= REQUIRED WORK =
Each line of the data holding "headers" should be found and copied.

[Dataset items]
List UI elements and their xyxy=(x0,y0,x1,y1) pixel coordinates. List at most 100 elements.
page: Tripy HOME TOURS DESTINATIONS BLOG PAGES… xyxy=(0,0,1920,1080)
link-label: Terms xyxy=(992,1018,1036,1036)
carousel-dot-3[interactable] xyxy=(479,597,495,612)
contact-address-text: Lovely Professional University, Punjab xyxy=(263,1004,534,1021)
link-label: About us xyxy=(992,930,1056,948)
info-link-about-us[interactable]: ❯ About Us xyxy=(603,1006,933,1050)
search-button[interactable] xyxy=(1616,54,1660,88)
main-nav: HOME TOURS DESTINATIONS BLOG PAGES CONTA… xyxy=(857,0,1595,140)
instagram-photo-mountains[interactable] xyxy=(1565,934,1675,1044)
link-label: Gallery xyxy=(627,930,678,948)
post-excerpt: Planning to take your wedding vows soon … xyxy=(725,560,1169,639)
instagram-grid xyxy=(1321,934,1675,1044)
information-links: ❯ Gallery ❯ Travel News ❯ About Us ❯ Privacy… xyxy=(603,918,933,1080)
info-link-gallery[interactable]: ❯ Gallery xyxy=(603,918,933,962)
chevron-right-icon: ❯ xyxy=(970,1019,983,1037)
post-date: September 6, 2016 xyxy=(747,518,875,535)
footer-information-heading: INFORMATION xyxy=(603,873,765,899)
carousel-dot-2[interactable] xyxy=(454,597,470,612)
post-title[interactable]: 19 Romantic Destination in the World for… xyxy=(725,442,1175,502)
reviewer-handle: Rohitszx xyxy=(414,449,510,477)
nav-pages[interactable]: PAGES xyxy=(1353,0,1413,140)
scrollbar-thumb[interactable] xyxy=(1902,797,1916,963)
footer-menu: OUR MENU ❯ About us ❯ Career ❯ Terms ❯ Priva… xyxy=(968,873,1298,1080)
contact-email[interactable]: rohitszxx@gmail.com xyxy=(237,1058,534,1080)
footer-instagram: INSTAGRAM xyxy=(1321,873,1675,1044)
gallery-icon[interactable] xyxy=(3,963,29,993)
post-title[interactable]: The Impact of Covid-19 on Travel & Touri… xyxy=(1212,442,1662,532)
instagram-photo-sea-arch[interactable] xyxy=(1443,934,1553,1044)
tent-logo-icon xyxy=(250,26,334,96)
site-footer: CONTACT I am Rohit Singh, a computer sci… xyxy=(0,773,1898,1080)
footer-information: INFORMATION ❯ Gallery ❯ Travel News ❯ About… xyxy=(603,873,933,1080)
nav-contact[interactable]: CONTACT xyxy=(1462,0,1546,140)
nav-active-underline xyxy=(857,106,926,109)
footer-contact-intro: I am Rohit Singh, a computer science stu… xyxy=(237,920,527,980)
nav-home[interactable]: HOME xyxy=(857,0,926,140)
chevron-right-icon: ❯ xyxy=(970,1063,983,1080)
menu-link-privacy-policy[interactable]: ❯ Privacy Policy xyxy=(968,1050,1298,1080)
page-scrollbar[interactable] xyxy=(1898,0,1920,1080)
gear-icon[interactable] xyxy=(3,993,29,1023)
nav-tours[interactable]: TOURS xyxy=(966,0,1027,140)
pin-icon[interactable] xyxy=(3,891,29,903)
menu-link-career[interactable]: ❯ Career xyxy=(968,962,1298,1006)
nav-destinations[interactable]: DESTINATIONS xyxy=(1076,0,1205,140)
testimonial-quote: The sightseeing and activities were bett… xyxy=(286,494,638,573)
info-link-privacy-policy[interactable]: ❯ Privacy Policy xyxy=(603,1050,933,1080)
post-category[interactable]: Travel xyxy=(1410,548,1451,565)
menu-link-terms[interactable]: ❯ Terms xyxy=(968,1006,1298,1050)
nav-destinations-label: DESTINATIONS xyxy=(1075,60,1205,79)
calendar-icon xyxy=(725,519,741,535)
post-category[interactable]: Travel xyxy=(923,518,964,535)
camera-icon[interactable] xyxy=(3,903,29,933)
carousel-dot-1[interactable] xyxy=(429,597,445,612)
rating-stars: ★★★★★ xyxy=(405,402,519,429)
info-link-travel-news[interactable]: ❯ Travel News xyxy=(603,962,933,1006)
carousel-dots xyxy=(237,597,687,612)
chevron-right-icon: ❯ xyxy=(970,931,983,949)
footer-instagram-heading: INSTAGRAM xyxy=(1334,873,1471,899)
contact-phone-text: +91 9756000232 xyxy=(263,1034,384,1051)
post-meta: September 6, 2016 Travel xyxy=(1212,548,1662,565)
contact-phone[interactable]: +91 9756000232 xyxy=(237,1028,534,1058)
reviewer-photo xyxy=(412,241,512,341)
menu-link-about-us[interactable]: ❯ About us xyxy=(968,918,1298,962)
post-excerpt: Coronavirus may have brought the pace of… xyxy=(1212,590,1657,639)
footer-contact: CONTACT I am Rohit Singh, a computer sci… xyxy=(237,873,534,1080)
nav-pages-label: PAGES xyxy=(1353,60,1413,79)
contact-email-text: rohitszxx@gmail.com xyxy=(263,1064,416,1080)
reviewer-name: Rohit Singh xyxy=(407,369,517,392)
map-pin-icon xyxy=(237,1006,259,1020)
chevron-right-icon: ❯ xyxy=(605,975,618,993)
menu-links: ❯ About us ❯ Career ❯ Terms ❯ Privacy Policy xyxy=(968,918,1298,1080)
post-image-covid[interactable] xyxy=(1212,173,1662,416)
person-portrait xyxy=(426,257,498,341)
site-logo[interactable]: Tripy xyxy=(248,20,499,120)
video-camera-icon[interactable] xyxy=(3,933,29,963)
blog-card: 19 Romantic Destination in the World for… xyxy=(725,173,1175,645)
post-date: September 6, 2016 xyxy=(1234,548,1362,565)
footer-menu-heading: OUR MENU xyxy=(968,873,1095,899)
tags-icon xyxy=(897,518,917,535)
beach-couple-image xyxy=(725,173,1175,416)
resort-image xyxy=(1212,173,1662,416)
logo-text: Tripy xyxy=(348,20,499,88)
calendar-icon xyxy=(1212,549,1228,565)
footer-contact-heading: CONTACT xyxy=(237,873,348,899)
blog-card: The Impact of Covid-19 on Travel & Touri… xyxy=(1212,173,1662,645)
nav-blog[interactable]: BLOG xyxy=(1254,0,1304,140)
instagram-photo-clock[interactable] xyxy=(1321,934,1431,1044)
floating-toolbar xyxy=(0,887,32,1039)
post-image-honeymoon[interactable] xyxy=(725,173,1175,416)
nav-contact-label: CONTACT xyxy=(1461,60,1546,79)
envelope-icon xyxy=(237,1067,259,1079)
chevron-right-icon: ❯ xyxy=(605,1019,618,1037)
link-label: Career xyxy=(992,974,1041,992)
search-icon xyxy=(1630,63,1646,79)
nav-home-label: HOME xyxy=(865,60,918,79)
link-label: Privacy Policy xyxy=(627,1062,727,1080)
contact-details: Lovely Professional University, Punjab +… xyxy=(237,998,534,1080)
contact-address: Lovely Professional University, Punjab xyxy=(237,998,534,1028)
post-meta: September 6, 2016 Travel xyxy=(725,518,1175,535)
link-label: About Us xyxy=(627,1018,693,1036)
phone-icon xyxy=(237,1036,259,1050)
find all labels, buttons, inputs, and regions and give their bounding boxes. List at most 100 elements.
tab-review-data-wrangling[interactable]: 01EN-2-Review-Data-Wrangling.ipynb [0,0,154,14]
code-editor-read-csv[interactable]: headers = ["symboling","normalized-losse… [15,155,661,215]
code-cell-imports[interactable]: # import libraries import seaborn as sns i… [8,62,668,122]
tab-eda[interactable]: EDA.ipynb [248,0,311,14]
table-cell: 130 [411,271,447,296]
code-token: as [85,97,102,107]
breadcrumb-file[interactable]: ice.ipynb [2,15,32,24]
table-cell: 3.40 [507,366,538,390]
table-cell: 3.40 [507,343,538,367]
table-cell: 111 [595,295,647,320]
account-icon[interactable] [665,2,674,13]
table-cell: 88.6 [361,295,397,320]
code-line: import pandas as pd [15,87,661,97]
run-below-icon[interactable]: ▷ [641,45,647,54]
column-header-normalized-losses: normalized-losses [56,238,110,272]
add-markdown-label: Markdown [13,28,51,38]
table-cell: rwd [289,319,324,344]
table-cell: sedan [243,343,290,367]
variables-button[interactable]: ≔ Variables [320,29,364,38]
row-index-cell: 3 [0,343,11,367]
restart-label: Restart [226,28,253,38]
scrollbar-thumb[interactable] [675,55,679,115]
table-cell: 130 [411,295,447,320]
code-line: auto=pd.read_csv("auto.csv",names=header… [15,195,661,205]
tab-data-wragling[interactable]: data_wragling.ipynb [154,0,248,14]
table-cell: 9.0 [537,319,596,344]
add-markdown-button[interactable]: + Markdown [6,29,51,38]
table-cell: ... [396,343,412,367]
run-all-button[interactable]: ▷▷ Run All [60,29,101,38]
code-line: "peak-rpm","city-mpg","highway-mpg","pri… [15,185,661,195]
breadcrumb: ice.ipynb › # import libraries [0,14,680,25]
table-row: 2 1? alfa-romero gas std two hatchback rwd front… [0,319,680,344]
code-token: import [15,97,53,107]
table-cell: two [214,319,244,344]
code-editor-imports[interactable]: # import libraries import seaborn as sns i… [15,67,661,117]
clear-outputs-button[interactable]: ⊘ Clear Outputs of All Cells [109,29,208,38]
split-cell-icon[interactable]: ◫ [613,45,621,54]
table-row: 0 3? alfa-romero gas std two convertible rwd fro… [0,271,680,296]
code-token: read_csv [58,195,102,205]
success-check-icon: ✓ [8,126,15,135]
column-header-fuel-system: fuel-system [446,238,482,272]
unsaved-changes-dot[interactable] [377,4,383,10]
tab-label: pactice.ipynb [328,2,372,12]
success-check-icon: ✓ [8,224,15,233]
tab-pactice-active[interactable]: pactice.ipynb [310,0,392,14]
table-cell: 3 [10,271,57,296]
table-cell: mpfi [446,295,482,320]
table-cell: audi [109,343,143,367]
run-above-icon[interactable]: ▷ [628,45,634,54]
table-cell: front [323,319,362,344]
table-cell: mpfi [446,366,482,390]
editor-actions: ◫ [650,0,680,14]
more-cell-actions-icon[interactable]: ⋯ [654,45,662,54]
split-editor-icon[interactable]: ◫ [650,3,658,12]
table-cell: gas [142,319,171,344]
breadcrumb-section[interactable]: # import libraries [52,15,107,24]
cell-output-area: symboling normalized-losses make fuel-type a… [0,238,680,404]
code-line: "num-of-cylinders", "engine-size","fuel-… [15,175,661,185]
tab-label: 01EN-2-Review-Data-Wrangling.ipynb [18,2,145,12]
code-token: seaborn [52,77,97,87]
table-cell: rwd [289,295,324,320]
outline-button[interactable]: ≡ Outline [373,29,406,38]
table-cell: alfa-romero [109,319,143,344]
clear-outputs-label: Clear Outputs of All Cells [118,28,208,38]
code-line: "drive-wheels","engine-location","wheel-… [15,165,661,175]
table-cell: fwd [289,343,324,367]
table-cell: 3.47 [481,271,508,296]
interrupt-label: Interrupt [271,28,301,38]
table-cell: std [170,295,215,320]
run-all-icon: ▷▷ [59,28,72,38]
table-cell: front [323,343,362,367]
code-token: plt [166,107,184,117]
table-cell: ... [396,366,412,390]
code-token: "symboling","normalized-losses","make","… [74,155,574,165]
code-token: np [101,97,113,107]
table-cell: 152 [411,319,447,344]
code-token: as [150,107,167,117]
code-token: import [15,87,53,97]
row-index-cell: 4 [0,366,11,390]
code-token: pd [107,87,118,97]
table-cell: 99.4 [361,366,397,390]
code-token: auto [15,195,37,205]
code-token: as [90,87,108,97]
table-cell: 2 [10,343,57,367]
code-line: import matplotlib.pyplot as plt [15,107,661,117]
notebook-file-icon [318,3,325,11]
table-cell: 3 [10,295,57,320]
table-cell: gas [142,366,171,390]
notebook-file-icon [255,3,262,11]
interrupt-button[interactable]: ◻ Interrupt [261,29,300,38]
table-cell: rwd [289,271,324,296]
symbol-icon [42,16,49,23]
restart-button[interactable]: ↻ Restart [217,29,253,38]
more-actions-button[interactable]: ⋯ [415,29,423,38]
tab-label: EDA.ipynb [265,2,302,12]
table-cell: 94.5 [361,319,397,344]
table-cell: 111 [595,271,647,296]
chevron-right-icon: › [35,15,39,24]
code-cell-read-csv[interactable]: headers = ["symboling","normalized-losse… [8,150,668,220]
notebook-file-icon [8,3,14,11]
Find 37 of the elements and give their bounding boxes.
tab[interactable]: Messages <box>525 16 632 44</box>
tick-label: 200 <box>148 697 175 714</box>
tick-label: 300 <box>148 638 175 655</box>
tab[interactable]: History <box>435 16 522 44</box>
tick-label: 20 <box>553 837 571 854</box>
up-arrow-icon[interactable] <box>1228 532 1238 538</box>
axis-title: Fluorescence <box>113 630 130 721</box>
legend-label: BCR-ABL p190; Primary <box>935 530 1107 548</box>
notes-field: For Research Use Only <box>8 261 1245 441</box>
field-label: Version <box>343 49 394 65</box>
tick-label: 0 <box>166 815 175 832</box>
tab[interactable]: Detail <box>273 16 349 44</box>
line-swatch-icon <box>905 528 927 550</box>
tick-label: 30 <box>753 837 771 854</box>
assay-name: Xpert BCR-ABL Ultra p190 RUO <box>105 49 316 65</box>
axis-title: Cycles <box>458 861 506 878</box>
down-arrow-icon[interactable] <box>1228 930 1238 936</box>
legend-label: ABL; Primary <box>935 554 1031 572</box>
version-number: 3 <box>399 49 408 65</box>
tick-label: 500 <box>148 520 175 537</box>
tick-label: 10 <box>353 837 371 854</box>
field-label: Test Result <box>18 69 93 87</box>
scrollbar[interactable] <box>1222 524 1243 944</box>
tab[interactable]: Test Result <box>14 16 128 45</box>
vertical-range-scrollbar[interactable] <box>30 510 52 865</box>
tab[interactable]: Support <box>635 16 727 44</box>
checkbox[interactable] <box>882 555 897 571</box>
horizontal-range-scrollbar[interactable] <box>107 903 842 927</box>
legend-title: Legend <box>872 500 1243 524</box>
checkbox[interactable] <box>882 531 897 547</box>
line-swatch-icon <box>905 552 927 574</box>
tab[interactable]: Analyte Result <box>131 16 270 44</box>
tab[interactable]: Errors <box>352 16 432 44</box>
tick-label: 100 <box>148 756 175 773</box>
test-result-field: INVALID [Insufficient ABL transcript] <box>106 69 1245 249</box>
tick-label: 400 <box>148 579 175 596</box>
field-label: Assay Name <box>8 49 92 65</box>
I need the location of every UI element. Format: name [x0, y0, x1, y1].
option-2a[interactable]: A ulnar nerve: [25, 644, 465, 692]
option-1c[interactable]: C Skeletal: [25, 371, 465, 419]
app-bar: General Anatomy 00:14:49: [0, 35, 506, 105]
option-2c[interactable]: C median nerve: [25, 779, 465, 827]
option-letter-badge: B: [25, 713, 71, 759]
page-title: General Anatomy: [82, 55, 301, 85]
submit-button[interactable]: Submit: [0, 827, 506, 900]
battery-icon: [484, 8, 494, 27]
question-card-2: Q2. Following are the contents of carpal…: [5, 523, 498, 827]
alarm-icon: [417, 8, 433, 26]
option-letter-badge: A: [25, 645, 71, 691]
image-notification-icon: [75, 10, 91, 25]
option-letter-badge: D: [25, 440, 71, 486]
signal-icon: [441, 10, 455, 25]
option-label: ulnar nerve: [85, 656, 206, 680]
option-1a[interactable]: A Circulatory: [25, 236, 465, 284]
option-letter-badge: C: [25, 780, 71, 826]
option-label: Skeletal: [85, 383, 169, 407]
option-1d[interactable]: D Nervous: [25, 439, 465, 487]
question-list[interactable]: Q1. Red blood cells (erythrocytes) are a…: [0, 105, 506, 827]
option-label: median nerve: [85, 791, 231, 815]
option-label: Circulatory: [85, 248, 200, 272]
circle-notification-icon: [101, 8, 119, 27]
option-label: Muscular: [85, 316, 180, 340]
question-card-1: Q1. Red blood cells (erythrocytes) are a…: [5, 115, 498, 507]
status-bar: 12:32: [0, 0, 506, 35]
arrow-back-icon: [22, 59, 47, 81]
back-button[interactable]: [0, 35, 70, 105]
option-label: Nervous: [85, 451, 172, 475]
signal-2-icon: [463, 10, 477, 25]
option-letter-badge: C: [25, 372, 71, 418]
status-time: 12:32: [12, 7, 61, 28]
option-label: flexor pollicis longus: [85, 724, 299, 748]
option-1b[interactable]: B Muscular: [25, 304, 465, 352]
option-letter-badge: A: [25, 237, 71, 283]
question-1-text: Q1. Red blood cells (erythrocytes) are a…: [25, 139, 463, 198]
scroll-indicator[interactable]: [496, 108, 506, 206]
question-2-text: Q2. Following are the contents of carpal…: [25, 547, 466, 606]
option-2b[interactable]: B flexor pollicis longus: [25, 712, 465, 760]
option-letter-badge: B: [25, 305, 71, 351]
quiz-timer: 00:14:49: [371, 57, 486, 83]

= RESULT OF THIS EXERCISE =
code-editor-read-csv[interactable]: headers = ["symboling","normalized-losse… [15,155,661,215]
code-cell-read-csv[interactable]: headers = ["symboling","normalized-losse… [8,150,668,220]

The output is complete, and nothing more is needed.